▸ TASK DETAILS: In the listing that follows, tally the lines containing "gedaante"; give the count and nothing more.

▸ DATA SUPPLIED:
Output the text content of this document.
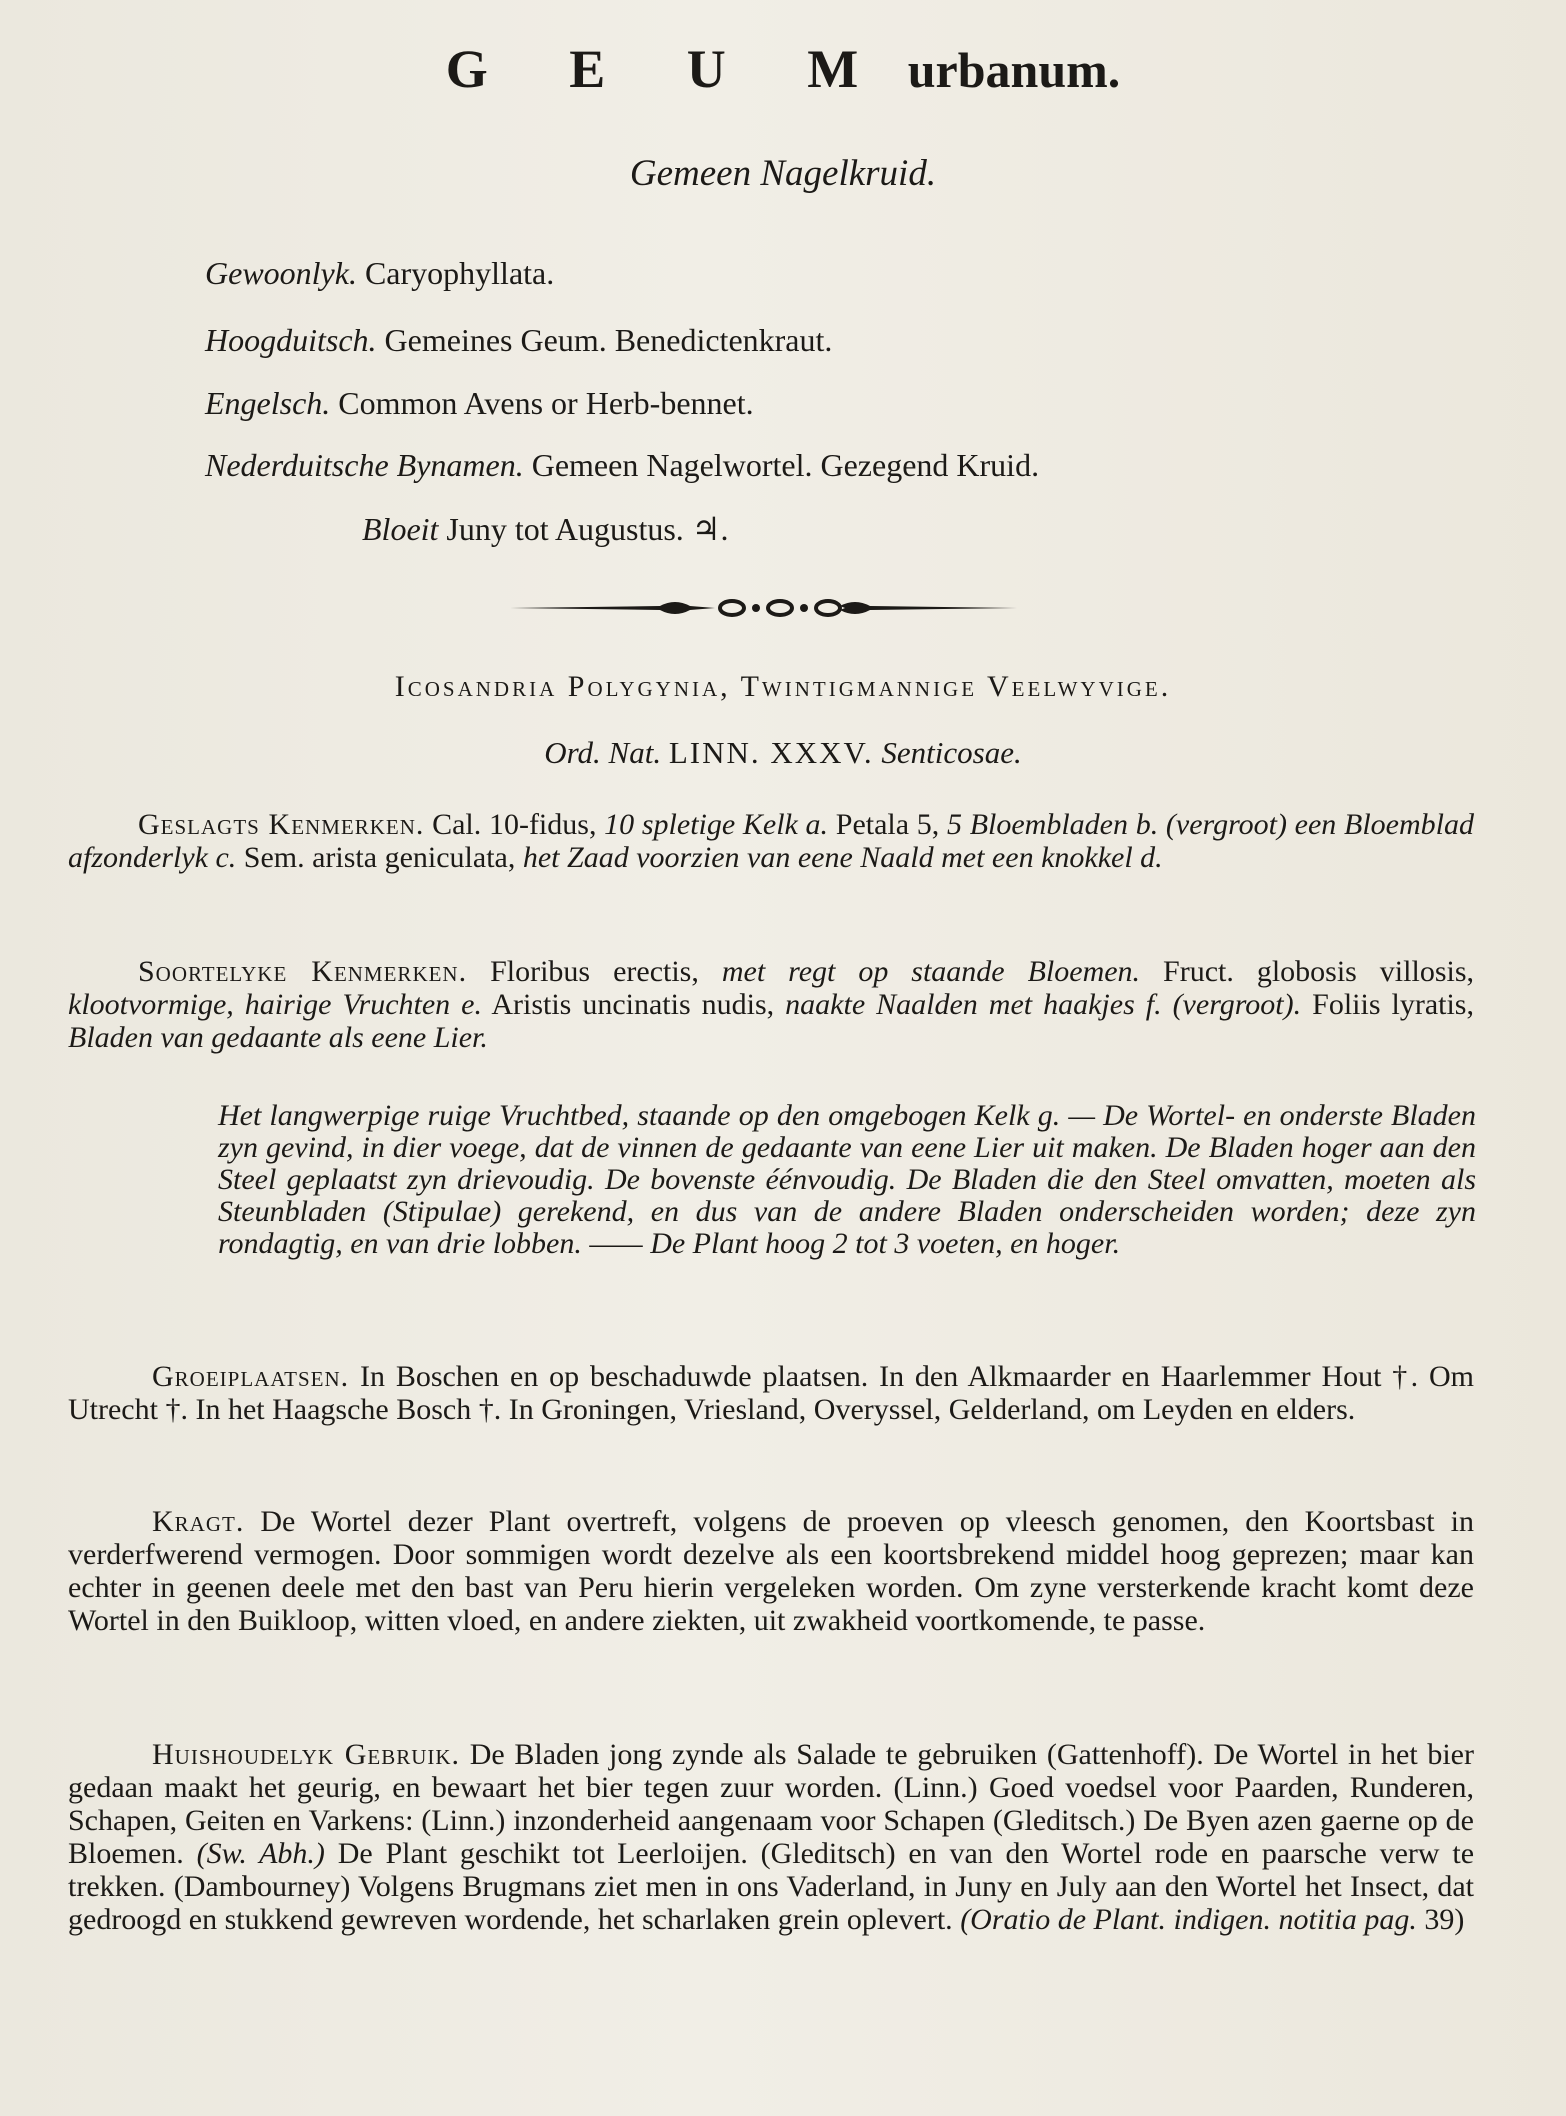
G E U M urbanum.
Gemeen Nagelkruid.
Gewoonlyk. Caryophyllata.
Hoogduitsch. Gemeines Geum. Benedictenkraut.
Engelsch. Common Avens or Herb-bennet.
Nederduitsche Bynamen. Gemeen Nagelwortel. Gezegend Kruid.
Bloeit Juny tot Augustus. ♃.
Icosandria Polygynia, Twintigmannige Veelwyvige.
Ord. Nat. LINN. XXXV. Senticosae.

Geslagts Kenmerken. Cal. 10-fidus, 10 spletige Kelk a. Petala 5, 5 Bloembladen b. (vergroot) een Bloemblad afzonderlyk c. Sem. arista geniculata, het Zaad voorzien van eene Naald met een knokkel d.

Soortelyke Kenmerken. Floribus erectis, met regt op staande Bloemen. Fruct. globosis villosis, klootvormige, hairige Vruchten e. Aristis uncinatis nudis, naakte Naalden met haakjes f. (vergroot). Foliis lyratis, Bladen van gedaante als eene Lier.

Het langwerpige ruige Vruchtbed, staande op den omgebogen Kelk g. — De Wortel- en onderste Bladen zyn gevind, in dier voege, dat de vinnen de gedaante van eene Lier uit maken. De Bladen hoger aan den Steel geplaatst zyn drievoudig. De bovenste éénvoudig. De Bladen die den Steel omvatten, moeten als Steunbladen (Stipulae) gerekend, en dus van de andere Bladen onderscheiden worden; deze zyn rondagtig, en van drie lobben. —— De Plant hoog 2 tot 3 voeten, en hoger.

Groeiplaatsen. In Boschen en op beschaduwde plaatsen. In den Alkmaarder en Haarlemmer Hout †. Om Utrecht †. In het Haagsche Bosch †. In Groningen, Vriesland, Overyssel, Gelderland, om Leyden en elders.

Kragt. De Wortel dezer Plant overtreft, volgens de proeven op vleesch genomen, den Koortsbast in verderfwerend vermogen. Door sommigen wordt dezelve als een koortsbrekend middel hoog geprezen; maar kan echter in geenen deele met den bast van Peru hierin vergeleken worden. Om zyne versterkende kracht komt deze Wortel in den Buikloop, witten vloed, en andere ziekten, uit zwakheid voortkomende, te passe.

Huishoudelyk Gebruik. De Bladen jong zynde als Salade te gebruiken (Gattenhoff). De Wortel in het bier gedaan maakt het geurig, en bewaart het bier tegen zuur worden. (Linn.) Goed voedsel voor Paarden, Runderen, Schapen, Geiten en Varkens: (Linn.) inzonderheid aangenaam voor Schapen (Gleditsch.) De Byen azen gaerne op de Bloemen. (Sw. Abh.) De Plant geschikt tot Leerloijen. (Gleditsch) en van den Wortel rode en paarsche verw te trekken. (Dambourney) Volgens Brugmans ziet men in ons Vaderland, in Juny en July aan den Wortel het Insect, dat gedroogd en stukkend gewreven wordende, het scharlaken grein oplevert. (Oratio de Plant. indigen. notitia pag. 39)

▸ REPLY TO THE TASK: 2